WORK TO COMPLETE: Pull each line containing "Desglose" out of the data and copy it.
++++ SUPPLIED MATERIAL
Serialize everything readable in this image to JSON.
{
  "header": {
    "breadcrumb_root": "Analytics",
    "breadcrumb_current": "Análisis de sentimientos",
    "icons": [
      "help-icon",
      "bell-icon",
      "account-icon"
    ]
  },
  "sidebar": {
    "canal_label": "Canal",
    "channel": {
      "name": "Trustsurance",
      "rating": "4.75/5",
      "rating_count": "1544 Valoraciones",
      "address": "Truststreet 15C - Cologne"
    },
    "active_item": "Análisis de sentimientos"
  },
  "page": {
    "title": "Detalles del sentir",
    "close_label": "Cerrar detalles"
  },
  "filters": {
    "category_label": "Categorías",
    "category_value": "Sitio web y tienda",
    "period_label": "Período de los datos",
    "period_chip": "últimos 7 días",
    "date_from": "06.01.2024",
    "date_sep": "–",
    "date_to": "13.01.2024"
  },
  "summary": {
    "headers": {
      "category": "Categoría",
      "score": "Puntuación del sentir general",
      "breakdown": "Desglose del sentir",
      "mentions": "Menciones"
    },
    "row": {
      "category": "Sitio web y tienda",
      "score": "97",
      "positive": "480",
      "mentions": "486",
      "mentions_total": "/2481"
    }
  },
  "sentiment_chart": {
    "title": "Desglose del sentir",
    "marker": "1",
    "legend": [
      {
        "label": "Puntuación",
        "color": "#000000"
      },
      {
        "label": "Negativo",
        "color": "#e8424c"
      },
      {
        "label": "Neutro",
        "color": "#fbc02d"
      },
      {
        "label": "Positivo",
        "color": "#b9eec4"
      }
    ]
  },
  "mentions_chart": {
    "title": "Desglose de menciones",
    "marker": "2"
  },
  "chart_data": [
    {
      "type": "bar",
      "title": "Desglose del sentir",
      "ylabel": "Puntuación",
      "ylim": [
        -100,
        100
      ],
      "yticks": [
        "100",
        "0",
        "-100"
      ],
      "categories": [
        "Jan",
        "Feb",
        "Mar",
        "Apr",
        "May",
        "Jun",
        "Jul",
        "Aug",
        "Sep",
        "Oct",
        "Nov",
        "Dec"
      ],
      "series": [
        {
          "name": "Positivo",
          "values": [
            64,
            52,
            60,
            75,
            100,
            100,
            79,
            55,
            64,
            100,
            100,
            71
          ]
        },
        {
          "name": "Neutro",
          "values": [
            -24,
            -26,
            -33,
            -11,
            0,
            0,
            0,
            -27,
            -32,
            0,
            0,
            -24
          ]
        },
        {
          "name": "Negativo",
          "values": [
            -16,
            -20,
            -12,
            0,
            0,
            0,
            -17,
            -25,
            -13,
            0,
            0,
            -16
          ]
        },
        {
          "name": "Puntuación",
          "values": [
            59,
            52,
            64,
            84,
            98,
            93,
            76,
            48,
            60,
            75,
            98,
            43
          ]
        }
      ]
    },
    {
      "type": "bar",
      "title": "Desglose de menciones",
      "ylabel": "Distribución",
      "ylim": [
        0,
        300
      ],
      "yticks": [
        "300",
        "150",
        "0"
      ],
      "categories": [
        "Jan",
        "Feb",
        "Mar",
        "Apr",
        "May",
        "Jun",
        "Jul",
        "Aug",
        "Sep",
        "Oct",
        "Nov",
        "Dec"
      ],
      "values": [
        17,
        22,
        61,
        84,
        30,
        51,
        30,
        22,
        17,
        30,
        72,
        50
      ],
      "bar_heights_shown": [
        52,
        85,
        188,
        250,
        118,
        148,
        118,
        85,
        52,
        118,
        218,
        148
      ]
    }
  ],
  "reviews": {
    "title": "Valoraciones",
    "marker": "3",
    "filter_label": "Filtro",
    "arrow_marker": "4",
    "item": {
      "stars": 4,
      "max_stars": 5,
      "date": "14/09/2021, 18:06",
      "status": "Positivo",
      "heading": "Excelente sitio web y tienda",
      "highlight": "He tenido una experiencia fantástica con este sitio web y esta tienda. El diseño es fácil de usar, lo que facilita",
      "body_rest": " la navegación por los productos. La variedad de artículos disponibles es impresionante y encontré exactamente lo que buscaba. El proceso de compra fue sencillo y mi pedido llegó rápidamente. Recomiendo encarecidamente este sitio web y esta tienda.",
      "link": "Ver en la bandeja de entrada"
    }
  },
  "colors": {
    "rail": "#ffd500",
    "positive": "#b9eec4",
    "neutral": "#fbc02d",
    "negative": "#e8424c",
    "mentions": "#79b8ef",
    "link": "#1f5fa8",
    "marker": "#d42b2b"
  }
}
++++++++
RESPONSE TO THIS EXERCISE:
      "breakdown": "Desglose del sentir",
    "title": "Desglose del sentir",
    "title": "Desglose de menciones",
      "title": "Desglose del sentir",
      "title": "Desglose de menciones",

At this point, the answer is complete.